— What this task involves —
Restate all of the entries exactly, each line as it stands.

— Exercise material —
╭──

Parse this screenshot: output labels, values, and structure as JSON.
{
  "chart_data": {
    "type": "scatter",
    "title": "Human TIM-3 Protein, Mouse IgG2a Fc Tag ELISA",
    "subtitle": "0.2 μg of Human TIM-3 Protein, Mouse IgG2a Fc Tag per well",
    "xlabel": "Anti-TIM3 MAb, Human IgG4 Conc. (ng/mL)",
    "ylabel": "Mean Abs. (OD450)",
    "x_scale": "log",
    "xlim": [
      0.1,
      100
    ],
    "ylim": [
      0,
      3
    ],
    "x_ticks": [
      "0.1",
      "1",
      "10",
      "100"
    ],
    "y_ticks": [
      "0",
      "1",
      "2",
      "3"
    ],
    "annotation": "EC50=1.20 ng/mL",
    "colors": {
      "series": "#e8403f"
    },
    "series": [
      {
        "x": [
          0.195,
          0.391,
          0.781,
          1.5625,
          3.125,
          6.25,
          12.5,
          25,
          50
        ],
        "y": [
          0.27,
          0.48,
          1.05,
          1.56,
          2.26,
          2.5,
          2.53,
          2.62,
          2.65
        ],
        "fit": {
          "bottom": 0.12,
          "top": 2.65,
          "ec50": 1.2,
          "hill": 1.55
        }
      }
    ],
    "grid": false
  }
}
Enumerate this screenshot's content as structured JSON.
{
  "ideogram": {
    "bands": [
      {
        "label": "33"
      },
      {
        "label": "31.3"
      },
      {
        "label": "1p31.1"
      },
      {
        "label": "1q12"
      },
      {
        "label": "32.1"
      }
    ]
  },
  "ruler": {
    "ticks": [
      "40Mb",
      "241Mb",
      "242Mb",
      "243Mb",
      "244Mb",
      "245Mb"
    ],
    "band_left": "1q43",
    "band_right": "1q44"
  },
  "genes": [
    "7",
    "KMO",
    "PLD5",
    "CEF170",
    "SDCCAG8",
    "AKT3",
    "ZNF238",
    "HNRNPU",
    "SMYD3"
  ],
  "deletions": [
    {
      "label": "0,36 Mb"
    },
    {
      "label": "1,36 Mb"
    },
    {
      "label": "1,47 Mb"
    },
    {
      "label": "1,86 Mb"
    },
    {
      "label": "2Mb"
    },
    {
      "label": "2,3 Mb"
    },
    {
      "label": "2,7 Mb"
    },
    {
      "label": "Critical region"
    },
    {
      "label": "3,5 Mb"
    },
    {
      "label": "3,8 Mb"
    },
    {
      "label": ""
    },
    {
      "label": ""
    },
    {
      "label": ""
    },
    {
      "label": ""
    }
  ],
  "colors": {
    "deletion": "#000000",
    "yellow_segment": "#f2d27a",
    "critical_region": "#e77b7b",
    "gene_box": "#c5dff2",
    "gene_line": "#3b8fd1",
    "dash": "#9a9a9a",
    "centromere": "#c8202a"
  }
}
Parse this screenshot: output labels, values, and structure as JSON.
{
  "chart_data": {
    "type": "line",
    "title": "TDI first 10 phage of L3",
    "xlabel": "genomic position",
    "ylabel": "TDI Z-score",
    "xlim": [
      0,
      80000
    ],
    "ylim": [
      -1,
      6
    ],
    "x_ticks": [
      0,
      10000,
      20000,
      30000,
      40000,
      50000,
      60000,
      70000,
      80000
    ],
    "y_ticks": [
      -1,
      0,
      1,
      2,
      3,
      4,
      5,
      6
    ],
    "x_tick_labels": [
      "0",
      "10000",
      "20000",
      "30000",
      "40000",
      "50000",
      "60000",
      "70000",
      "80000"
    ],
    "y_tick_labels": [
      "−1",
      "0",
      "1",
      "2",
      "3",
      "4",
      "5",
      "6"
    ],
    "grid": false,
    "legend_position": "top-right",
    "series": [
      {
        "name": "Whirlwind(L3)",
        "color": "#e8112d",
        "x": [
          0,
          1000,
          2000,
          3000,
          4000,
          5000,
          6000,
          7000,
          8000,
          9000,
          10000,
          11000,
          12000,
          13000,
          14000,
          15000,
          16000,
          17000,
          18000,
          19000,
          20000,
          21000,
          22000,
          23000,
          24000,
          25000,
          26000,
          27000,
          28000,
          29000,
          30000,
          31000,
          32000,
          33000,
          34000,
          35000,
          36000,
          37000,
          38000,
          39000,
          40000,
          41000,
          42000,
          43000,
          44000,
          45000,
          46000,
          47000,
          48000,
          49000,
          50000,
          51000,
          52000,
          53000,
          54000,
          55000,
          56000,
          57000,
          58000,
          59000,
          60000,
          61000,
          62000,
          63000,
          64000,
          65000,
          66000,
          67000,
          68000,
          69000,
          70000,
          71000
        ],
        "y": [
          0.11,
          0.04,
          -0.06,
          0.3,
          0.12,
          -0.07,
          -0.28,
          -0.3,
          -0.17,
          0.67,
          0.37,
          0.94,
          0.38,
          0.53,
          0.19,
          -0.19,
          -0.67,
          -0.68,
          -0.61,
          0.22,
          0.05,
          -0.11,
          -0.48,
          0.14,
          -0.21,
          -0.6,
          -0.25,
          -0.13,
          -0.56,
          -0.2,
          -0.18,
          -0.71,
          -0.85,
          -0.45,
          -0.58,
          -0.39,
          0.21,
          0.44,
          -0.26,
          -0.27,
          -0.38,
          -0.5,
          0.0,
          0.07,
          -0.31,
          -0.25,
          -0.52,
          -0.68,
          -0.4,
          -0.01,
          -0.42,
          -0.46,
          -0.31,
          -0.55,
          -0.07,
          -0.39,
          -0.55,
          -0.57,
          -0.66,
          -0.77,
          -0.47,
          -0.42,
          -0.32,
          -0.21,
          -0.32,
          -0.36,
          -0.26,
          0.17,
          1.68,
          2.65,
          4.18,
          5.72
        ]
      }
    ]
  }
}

╰──

— Solution for this exercise —
Parse this screenshot: output labels, values, and structure as JSON.
{
  "chart_data": {
    "type": "scatter",
    "title": "Human TIM-3 Protein, Mouse IgG2a Fc Tag ELISA",
    "subtitle": "0.2 μg of Human TIM-3 Protein, Mouse IgG2a Fc Tag per well",
    "xlabel": "Anti-TIM3 MAb, Human IgG4 Conc. (ng/mL)",
    "ylabel": "Mean Abs. (OD450)",
    "x_scale": "log",
    "xlim": [
      0.1,
      100
    ],
    "ylim": [
      0,
      3
    ],
    "x_ticks": [
      "0.1",
      "1",
      "10",
      "100"
    ],
    "y_ticks": [
      "0",
      "1",
      "2",
      "3"
    ],
    "annotation": "EC50=1.20 ng/mL",
    "colors": {
      "series": "#e8403f"
    },
    "series": [
      {
        "x": [
          0.195,
          0.391,
          0.781,
          1.5625,
          3.125,
          6.25,
          12.5,
          25,
          50
        ],
        "y": [
          0.27,
          0.48,
          1.05,
          1.56,
          2.26,
          2.5,
          2.53,
          2.62,
          2.65
        ],
        "fit": {
          "bottom": 0.12,
          "top": 2.65,
          "ec50": 1.2,
          "hill": 1.55
        }
      }
    ],
    "grid": false
  }
}
Enumerate this screenshot's content as structured JSON.
{
  "ideogram": {
    "bands": [
      {
        "label": "33"
      },
      {
        "label": "31.3"
      },
      {
        "label": "1p31.1"
      },
      {
        "label": "1q12"
      },
      {
        "label": "32.1"
      }
    ]
  },
  "ruler": {
    "ticks": [
      "40Mb",
      "241Mb",
      "242Mb",
      "243Mb",
      "244Mb",
      "245Mb"
    ],
    "band_left": "1q43",
    "band_right": "1q44"
  },
  "genes": [
    "7",
    "KMO",
    "PLD5",
    "CEF170",
    "SDCCAG8",
    "AKT3",
    "ZNF238",
    "HNRNPU",
    "SMYD3"
  ],
  "deletions": [
    {
      "label": "0,36 Mb"
    },
    {
      "label": "1,36 Mb"
    },
    {
      "label": "1,47 Mb"
    },
    {
      "label": "1,86 Mb"
    },
    {
      "label": "2Mb"
    },
    {
      "label": "2,3 Mb"
    },
    {
      "label": "2,7 Mb"
    },
    {
      "label": "Critical region"
    },
    {
      "label": "3,5 Mb"
    },
    {
      "label": "3,8 Mb"
    },
    {
      "label": ""
    },
    {
      "label": ""
    },
    {
      "label": ""
    },
    {
      "label": ""
    }
  ],
  "colors": {
    "deletion": "#000000",
    "yellow_segment": "#f2d27a",
    "critical_region": "#e77b7b",
    "gene_box": "#c5dff2",
    "gene_line": "#3b8fd1",
    "dash": "#9a9a9a",
    "centromere": "#c8202a"
  }
}
Parse this screenshot: output labels, values, and structure as JSON.
{
  "chart_data": {
    "type": "line",
    "title": "TDI first 10 phage of L3",
    "xlabel": "genomic position",
    "ylabel": "TDI Z-score",
    "xlim": [
      0,
      80000
    ],
    "ylim": [
      -1,
      6
    ],
    "x_ticks": [
      0,
      10000,
      20000,
      30000,
      40000,
      50000,
      60000,
      70000,
      80000
    ],
    "y_ticks": [
      -1,
      0,
      1,
      2,
      3,
      4,
      5,
      6
    ],
    "x_tick_labels": [
      "0",
      "10000",
      "20000",
      "30000",
      "40000",
      "50000",
      "60000",
      "70000",
      "80000"
    ],
    "y_tick_labels": [
      "−1",
      "0",
      "1",
      "2",
      "3",
      "4",
      "5",
      "6"
    ],
    "grid": false,
    "legend_position": "top-right",
    "series": [
      {
        "name": "Whirlwind(L3)",
        "color": "#e8112d",
        "x": [
          0,
          1000,
          2000,
          3000,
          4000,
          5000,
          6000,
          7000,
          8000,
          9000,
          10000,
          11000,
          12000,
          13000,
          14000,
          15000,
          16000,
          17000,
          18000,
          19000,
          20000,
          21000,
          22000,
          23000,
          24000,
          25000,
          26000,
          27000,
          28000,
          29000,
          30000,
          31000,
          32000,
          33000,
          34000,
          35000,
          36000,
          37000,
          38000,
          39000,
          40000,
          41000,
          42000,
          43000,
          44000,
          45000,
          46000,
          47000,
          48000,
          49000,
          50000,
          51000,
          52000,
          53000,
          54000,
          55000,
          56000,
          57000,
          58000,
          59000,
          60000,
          61000,
          62000,
          63000,
          64000,
          65000,
          66000,
          67000,
          68000,
          69000,
          70000,
          71000
        ],
        "y": [
          0.11,
          0.04,
          -0.06,
          0.3,
          0.12,
          -0.07,
          -0.28,
          -0.3,
          -0.17,
          0.67,
          0.37,
          0.94,
          0.38,
          0.53,
          0.19,
          -0.19,
          -0.67,
          -0.68,
          -0.61,
          0.22,
          0.05,
          -0.11,
          -0.48,
          0.14,
          -0.21,
          -0.6,
          -0.25,
          -0.13,
          -0.56,
          -0.2,
          -0.18,
          -0.71,
          -0.85,
          -0.45,
          -0.58,
          -0.39,
          0.21,
          0.44,
          -0.26,
          -0.27,
          -0.38,
          -0.5,
          0.0,
          0.07,
          -0.31,
          -0.25,
          -0.52,
          -0.68,
          -0.4,
          -0.01,
          -0.42,
          -0.46,
          -0.31,
          -0.55,
          -0.07,
          -0.39,
          -0.55,
          -0.57,
          -0.66,
          -0.77,
          -0.47,
          -0.42,
          -0.32,
          -0.21,
          -0.32,
          -0.36,
          -0.26,
          0.17,
          1.68,
          2.65,
          4.18,
          5.72
        ]
      }
    ]
  }
}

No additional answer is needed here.